### Your objective:
Filter the records for lines holding the string "正能量助人实现理想".

========

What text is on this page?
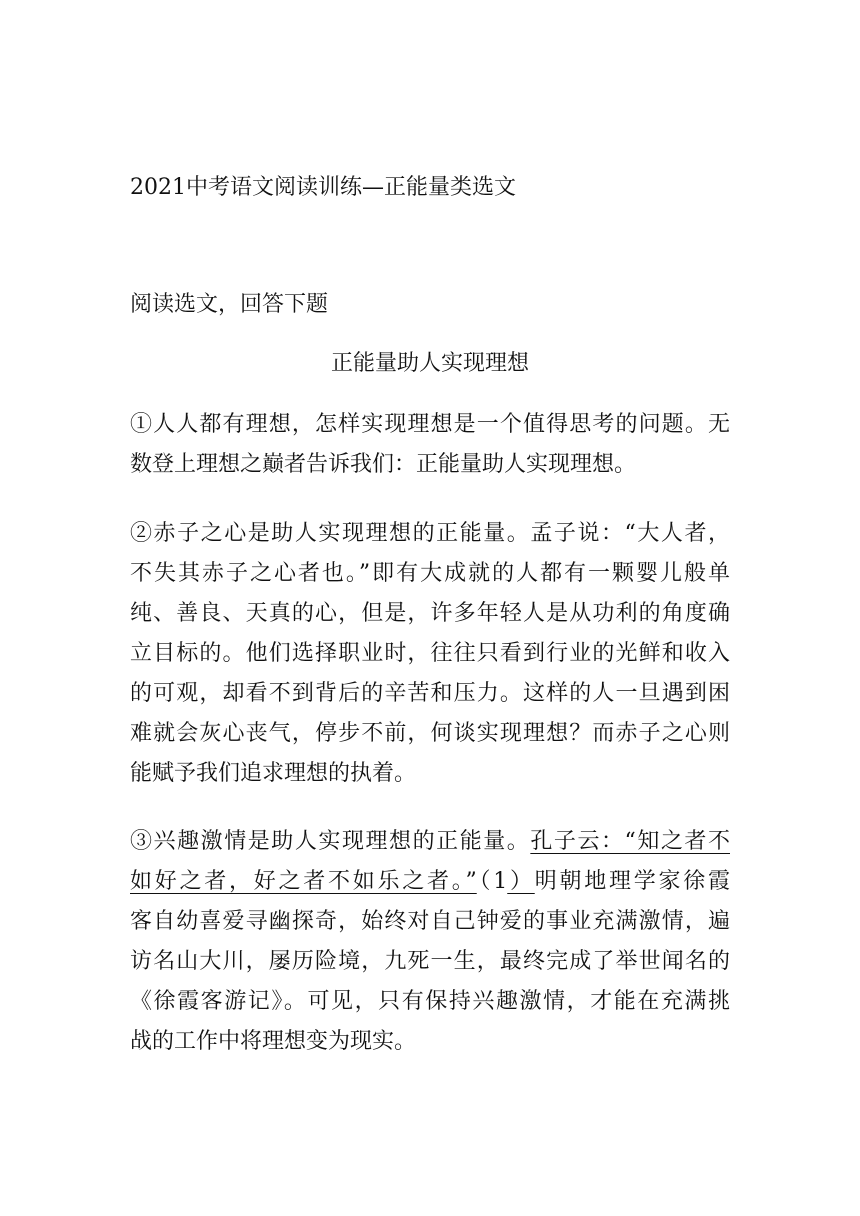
2021中考语文阅读训练—正能量类选文
阅读选文，回答下题
正能量助人实现理想
①人人都有理想，怎样实现理想是一个值得思考的问题。无
数登上理想之巅者告诉我们：正能量助人实现理想。
②赤子之心是助人实现理想的正能量。孟子说：“大人者，
不失其赤子之心者也。”即有大成就的人都有一颗婴儿般单
纯、善良、天真的心，但是，许多年轻人是从功利的角度确
立目标的。他们选择职业时，往往只看到行业的光鲜和收入
的可观，却看不到背后的辛苦和压力。这样的人一旦遇到困
难就会灰心丧气，停步不前，何谈实现理想？而赤子之心则
能赋予我们追求理想的执着。
③兴趣激情是助人实现理想的正能量。孔子云：“知之者不
如好之者，好之者不如乐之者。”（1）明朝地理学家徐霞
客自幼喜爱寻幽探奇，始终对自己钟爱的事业充满激情，遍
访名山大川，屡历险境，九死一生，最终完成了举世闻名的
《徐霞客游记》。可见，只有保持兴趣激情，才能在充满挑
战的工作中将理想变为现实。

========

### Result of this exercise:
正能量助人实现理想
数登上理想之巅者告诉我们：正能量助人实现理想。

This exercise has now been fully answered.